(Saved data entries)

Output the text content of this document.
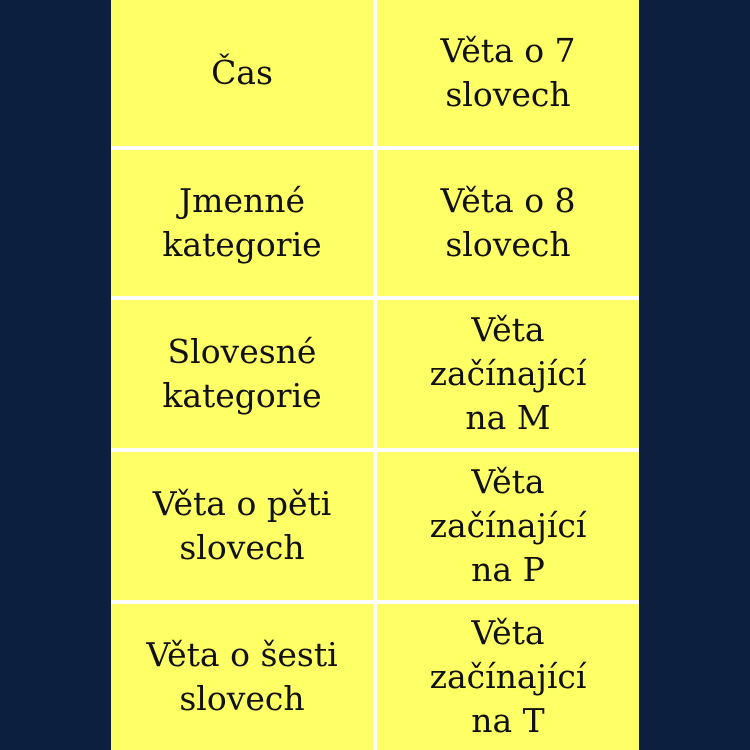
Čas
Věta o 7
slovech
Jmenné
kategorie
Věta o 8
slovech
Slovesné
kategorie
Věta
začínající
na M
Věta o pěti
slovech
Věta
začínající
na P
Věta o šesti
slovech
Věta
začínající
na T
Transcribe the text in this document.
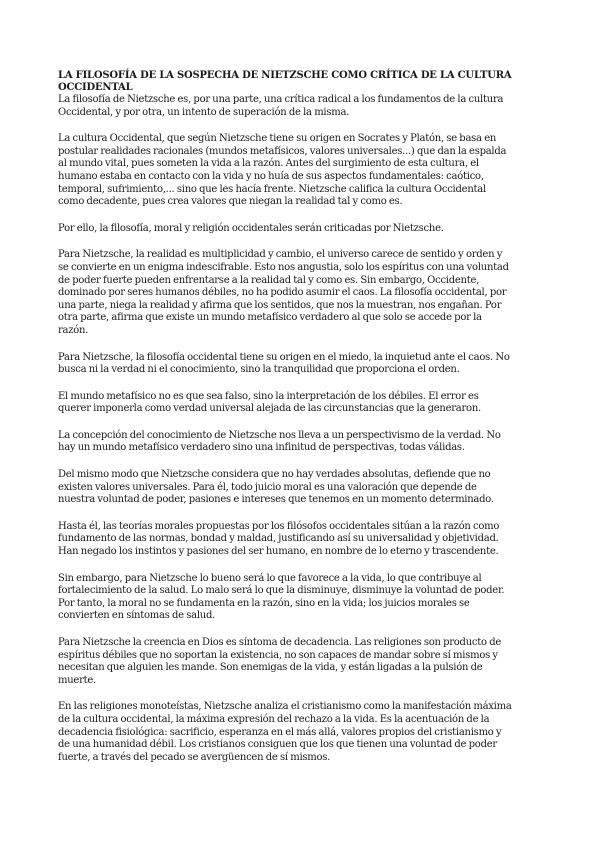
LA FILOSOFÍA DE LA SOSPECHA DE NIETZSCHE COMO CRÍTICA DE LA CULTURA OCCIDENTAL

La filosofía de Nietzsche es, por una parte, una crítica radical a los fundamentos de la cultura Occidental, y por otra, un intento de superación de la misma.

La cultura Occidental, que según Nietzsche tiene su origen en Socrates y Platón, se basa en postular realidades racionales (mundos metafísicos, valores universales...) que dan la espalda al mundo vital, pues someten la vida a la razón. Antes del surgimiento de esta cultura, el humano estaba en contacto con la vida y no huía de sus aspectos fundamentales: caótico, temporal, sufrimiento,... sino que les hacía frente. Nietzsche califica la cultura Occidental como decadente, pues crea valores que niegan la realidad tal y como es.

Por ello, la filosofía, moral y religión occidentales serán criticadas por Nietzsche.

Para Nietzsche, la realidad es multiplicidad y cambio, el universo carece de sentido y orden y se convierte en un enigma indescifrable. Esto nos angustia, solo los espíritus con una voluntad de poder fuerte pueden enfrentarse a la realidad tal y como es. Sin embargo, Occidente, dominado por seres humanos débiles, no ha podido asumir el caos. La filosofía occidental, por una parte, niega la realidad y afirma que los sentidos, que nos la muestran, nos engañan. Por otra parte, afirma que existe un mundo metafísico verdadero al que solo se accede por la razón.

Para Nietzsche, la filosofía occidental tiene su origen en el miedo, la inquietud ante el caos. No busca ni la verdad ni el conocimiento, sino la tranquilidad que proporciona el orden.

El mundo metafísico no es que sea falso, sino la interpretación de los débiles. El error es querer imponerla como verdad universal alejada de las circunstancias que la generaron.

La concepción del conocimiento de Nietzsche nos lleva a un perspectivismo de la verdad. No hay un mundo metafísico verdadero sino una infinitud de perspectivas, todas válidas.

Del mismo modo que Nietzsche considera que no hay verdades absolutas, defiende que no existen valores universales. Para él, todo juicio moral es una valoración que depende de nuestra voluntad de poder, pasiones e intereses que tenemos en un momento determinado.

Hasta él, las teorías morales propuestas por los filósofos occidentales sitúan a la razón como fundamento de las normas, bondad y maldad, justificando así su universalidad y objetividad. Han negado los instintos y pasiones del ser humano, en nombre de lo eterno y trascendente.

Sin embargo, para Nietzsche lo bueno será lo que favorece a la vida, lo que contribuye al fortalecimiento de la salud. Lo malo será lo que la disminuye, disminuye la voluntad de poder. Por tanto, la moral no se fundamenta en la razón, sino en la vida; los juicios morales se convierten en síntomas de salud.

Para Nietzsche la creencia en Dios es síntoma de decadencia. Las religiones son producto de espíritus débiles que no soportan la existencia, no son capaces de mandar sobre sí mismos y necesitan que alguien les mande. Son enemigas de la vida, y están ligadas a la pulsión de muerte.

En las religiones monoteístas, Nietzsche analiza el cristianismo como la manifestación máxima de la cultura occidental, la máxima expresión del rechazo a la vida. Es la acentuación de la decadencia fisiológica: sacrificio, esperanza en el más allá, valores propios del cristianismo y de una humanidad débil. Los cristianos consiguen que los que tienen una voluntad de poder fuerte, a través del pecado se avergüencen de sí mismos.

What is asked
Identify and copy all lines with the word "otra".

Problem solution
La filosofía de Nietzsche es, por una parte, una crítica radical a los fundamentos de la cultura Occidental, y por otra, un intento de superación de la misma.
Para Nietzsche, la realidad es multiplicidad y cambio, el universo carece de sentido y orden y se convierte en un enigma indescifrable. Esto nos angustia, solo los espíritus con una voluntad de poder fuerte pueden enfrentarse a la realidad tal y como es. Sin embargo, Occidente, dominado por seres humanos débiles, no ha podido asumir el caos. La filosofía occidental, por una parte, niega la realidad y afirma que los sentidos, que nos la muestran, nos engañan. Por otra parte, afirma que existe un mundo metafísico verdadero al que solo se accede por la razón.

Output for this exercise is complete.